**REQUEST:**
Go to the line that contains "Extract all readable text from this page." and extract it along with every line after it, exactly, through the end of the data below.
----- SUPPLIED MATERIAL
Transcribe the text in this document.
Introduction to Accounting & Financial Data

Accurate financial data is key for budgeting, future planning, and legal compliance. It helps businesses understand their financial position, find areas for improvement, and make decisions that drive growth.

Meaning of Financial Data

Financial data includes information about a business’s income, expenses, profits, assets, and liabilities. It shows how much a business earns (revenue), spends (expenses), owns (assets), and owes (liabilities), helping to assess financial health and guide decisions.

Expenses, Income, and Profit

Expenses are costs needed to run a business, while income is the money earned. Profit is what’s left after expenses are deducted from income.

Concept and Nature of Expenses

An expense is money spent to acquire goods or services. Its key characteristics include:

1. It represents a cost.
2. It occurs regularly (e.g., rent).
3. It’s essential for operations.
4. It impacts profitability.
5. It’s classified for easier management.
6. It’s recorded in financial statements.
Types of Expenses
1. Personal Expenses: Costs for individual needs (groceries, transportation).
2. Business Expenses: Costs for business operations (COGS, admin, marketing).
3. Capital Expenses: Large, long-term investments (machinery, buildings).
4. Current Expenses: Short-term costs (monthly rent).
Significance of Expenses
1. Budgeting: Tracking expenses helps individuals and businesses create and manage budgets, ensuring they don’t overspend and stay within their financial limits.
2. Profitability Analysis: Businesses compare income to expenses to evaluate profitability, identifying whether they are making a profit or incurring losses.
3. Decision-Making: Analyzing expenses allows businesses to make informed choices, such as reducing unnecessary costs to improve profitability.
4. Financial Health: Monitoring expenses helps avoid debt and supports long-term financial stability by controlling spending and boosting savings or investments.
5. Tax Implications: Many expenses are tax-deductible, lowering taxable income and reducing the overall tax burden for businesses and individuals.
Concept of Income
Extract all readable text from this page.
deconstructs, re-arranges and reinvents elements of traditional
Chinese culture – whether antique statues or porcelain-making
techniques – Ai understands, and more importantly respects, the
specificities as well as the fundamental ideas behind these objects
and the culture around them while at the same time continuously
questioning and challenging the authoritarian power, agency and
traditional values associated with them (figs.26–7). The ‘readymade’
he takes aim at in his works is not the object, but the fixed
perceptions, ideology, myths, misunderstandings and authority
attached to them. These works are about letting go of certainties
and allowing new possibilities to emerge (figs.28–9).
----------
**EXERCISE RESPONSE:**
Extract all readable text from this page.
deconstructs, re-arranges and reinvents elements of traditional
Chinese culture – whether antique statues or porcelain-making
techniques – Ai understands, and more importantly respects, the
specificities as well as the fundamental ideas behind these objects
and the culture around them while at the same time continuously
questioning and challenging the authoritarian power, agency and
traditional values associated with them (figs.26–7). The ‘readymade’
he takes aim at in his works is not the object, but the fixed
perceptions, ideology, myths, misunderstandings and authority
attached to them. These works are about letting go of certainties
and allowing new possibilities to emerge (figs.28–9).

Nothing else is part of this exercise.